Begin at the line that contains "For every button, label, input, icon, or" and stop after the line that contains "sina-tagline: 交易 ·". Recast only those lines of the records as a JSON list of strings, one string per line, leaving out any blank lines.

* **Available data**
---*---

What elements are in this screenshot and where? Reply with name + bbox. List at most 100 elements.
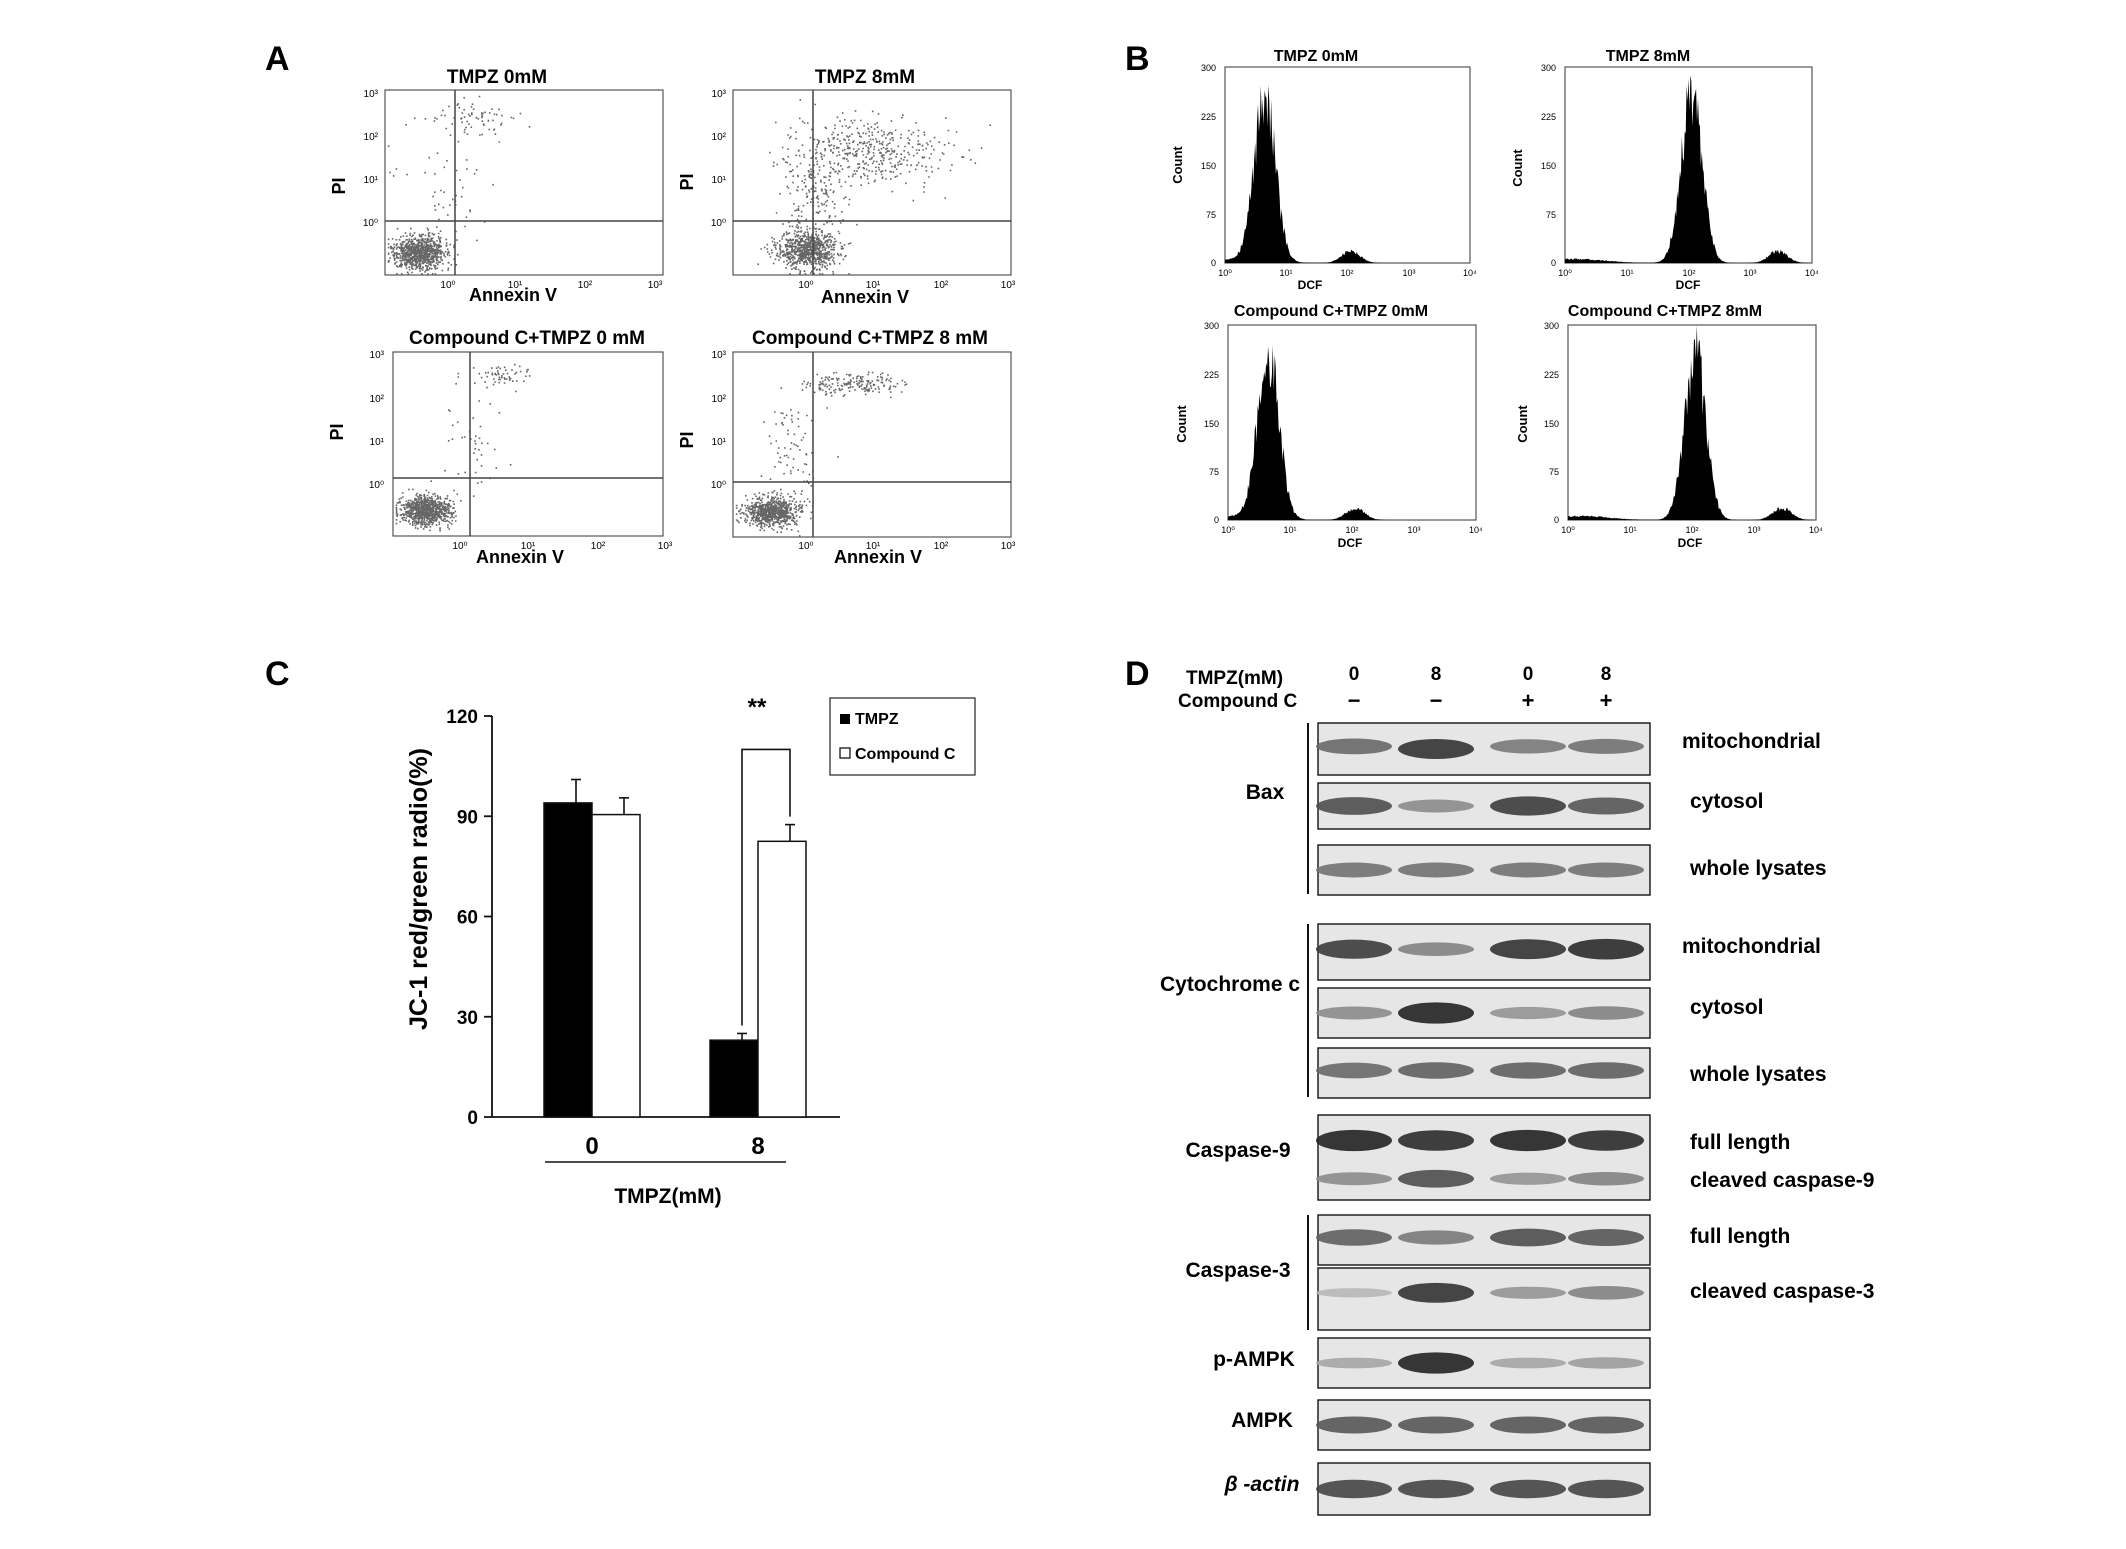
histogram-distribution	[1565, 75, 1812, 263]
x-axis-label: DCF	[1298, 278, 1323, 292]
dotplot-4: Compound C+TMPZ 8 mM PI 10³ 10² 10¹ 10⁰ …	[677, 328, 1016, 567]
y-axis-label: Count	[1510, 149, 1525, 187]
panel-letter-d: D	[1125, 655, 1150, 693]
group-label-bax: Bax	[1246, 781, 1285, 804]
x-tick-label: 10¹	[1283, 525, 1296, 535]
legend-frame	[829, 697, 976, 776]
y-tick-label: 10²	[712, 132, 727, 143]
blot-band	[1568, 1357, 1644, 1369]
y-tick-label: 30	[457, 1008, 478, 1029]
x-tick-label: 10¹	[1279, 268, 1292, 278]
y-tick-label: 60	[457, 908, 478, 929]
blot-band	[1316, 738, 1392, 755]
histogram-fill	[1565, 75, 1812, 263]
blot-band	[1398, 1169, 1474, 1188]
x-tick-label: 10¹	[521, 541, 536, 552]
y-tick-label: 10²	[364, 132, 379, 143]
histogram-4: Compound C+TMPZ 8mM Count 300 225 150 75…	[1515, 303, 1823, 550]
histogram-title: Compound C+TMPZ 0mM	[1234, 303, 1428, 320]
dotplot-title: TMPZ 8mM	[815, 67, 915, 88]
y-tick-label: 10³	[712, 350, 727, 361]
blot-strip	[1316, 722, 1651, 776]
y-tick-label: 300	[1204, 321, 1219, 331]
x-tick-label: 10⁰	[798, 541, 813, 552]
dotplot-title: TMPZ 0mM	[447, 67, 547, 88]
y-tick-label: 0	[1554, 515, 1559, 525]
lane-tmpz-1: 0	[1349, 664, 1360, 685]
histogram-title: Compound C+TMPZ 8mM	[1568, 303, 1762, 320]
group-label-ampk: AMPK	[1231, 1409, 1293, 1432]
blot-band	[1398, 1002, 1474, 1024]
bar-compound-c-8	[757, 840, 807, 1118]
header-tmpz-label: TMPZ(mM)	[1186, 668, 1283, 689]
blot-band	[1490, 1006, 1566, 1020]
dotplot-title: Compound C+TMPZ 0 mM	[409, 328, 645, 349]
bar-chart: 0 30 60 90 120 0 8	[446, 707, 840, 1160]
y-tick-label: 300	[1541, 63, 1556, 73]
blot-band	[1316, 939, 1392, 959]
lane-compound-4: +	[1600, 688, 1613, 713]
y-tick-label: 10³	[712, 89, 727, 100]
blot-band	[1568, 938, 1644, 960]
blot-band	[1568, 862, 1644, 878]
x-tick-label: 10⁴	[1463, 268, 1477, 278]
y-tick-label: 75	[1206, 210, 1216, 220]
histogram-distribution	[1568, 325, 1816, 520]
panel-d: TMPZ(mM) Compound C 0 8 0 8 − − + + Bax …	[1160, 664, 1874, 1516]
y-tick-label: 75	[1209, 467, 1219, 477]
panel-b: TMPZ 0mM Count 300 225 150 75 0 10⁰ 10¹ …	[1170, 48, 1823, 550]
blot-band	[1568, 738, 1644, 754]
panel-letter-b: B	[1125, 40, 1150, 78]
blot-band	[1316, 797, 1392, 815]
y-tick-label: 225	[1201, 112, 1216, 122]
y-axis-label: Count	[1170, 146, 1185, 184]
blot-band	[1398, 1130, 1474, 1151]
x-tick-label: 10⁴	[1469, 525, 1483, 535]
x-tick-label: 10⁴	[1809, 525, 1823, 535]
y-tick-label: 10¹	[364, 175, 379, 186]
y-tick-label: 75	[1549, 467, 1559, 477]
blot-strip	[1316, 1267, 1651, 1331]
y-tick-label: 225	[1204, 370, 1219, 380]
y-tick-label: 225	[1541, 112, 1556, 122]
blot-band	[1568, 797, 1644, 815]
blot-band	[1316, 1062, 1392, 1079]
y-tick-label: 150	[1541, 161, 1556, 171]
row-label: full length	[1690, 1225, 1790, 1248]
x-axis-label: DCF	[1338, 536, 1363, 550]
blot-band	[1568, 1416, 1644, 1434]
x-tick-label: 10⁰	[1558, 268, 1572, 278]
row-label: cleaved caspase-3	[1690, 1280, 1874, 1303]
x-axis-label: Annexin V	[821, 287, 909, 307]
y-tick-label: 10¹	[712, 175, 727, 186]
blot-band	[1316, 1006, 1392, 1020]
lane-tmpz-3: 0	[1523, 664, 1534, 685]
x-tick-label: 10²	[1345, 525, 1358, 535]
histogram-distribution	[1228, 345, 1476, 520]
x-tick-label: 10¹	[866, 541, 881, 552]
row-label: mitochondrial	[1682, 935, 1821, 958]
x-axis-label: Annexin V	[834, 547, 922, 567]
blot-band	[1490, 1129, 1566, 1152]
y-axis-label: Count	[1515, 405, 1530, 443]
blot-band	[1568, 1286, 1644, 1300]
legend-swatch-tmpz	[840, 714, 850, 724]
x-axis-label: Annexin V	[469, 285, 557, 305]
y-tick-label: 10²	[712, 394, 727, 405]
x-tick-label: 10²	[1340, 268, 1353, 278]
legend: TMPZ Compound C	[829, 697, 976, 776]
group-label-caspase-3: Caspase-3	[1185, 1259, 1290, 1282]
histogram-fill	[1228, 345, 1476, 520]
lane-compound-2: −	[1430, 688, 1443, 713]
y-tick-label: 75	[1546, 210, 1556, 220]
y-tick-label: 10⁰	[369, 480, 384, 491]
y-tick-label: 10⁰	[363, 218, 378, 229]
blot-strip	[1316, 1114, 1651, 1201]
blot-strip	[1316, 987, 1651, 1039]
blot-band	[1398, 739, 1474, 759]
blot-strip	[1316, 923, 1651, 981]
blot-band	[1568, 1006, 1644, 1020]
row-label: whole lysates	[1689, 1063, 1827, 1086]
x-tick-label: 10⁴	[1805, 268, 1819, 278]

---*---

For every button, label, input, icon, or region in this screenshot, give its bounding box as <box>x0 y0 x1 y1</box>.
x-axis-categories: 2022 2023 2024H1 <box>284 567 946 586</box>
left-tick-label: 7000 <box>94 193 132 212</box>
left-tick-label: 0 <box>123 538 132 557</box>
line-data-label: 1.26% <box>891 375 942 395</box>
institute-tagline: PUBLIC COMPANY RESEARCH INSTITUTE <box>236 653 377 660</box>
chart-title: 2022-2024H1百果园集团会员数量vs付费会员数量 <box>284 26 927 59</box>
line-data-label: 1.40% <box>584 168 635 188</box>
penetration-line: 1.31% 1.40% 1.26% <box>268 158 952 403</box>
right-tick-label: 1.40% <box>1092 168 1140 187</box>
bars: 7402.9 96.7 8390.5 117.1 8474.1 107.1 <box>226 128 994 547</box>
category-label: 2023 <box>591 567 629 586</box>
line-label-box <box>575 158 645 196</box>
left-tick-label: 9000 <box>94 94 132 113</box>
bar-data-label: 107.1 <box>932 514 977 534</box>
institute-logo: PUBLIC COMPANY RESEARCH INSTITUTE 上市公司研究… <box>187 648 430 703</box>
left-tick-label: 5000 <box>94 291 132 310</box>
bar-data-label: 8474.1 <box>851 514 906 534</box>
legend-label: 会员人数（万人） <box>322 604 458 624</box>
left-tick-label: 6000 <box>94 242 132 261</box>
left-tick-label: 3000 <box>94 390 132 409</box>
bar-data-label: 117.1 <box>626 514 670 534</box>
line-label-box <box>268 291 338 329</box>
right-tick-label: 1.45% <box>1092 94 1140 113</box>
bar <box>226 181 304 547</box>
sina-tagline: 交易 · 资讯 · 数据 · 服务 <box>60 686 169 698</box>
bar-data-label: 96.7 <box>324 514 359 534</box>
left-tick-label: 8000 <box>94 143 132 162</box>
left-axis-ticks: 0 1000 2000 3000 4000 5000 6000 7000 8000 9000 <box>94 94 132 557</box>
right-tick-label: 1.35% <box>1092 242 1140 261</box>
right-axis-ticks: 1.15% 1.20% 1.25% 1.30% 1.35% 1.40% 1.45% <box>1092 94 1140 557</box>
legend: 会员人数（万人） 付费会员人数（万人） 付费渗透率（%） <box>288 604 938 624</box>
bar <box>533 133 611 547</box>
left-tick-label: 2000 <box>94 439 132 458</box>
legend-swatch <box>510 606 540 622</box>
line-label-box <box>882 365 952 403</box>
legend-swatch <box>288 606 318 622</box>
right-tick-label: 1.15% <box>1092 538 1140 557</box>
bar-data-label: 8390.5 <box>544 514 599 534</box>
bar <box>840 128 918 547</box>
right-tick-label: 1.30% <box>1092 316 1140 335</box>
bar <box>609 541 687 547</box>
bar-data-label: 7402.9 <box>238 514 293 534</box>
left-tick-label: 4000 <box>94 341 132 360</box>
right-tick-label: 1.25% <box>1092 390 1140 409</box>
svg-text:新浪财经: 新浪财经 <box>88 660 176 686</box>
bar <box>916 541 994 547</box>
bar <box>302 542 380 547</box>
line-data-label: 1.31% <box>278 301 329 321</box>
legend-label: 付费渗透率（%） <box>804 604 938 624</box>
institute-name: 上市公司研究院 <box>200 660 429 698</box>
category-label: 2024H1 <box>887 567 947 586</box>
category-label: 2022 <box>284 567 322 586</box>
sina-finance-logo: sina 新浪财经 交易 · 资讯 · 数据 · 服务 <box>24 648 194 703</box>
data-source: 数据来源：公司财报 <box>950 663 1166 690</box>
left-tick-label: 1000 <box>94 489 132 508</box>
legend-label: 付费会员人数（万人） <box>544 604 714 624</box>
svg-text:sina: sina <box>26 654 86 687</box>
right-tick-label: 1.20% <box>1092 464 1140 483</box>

---*---

* **Solution for this task**
[
  "For every button, label, input, icon, or region in this screenshot, give its bounding box as <box>x0 y0 x1 y1</box>.",
  "x-axis-categories: 2022 2023 2024H1 <box>284 567 946 586</box>",
  "left-tick-label: 7000 <box>94 193 132 212</box>",
  "left-tick-label: 0 <box>123 538 132 557</box>",
  "line-data-label: 1.26% <box>891 375 942 395</box>",
  "institute-tagline: PUBLIC COMPANY RESEARCH INSTITUTE <box>236 653 377 660</box>",
  "chart-title: 2022-2024H1百果园集团会员数量vs付费会员数量 <box>284 26 927 59</box>",
  "line-data-label: 1.40% <box>584 168 635 188</box>",
  "penetration-line: 1.31% 1.40% 1.26% <box>268 158 952 403</box>",
  "right-tick-label: 1.40% <box>1092 168 1140 187</box>",
  "bars: 7402.9 96.7 8390.5 117.1 8474.1 107.1 <box>226 128 994 547</box>",
  "category-label: 2023 <box>591 567 629 586</box>",
  "line-label-box <box>575 158 645 196</box>",
  "left-tick-label: 9000 <box>94 94 132 113</box>",
  "bar-data-label: 107.1 <box>932 514 977 534</box>",
  "institute-logo: PUBLIC COMPANY RESEARCH INSTITUTE 上市公司研究… <box>187 648 430 703</box>",
  "left-tick-label: 5000 <box>94 291 132 310</box>",
  "bar-data-label: 8474.1 <box>851 514 906 534</box>",
  "legend-label: 会员人数（万人） <box>322 604 458 624</box>",
  "left-tick-label: 6000 <box>94 242 132 261</box>",
  "left-tick-label: 3000 <box>94 390 132 409</box>",
  "bar-data-label: 117.1 <box>626 514 670 534</box>",
  "line-label-box <box>268 291 338 329</box>",
  "right-tick-label: 1.45% <box>1092 94 1140 113</box>",
  "bar <box>226 181 304 547</box>",
  "sina-tagline: 交易 · 资讯 · 数据 · 服务 <box>60 686 169 698</box>"
]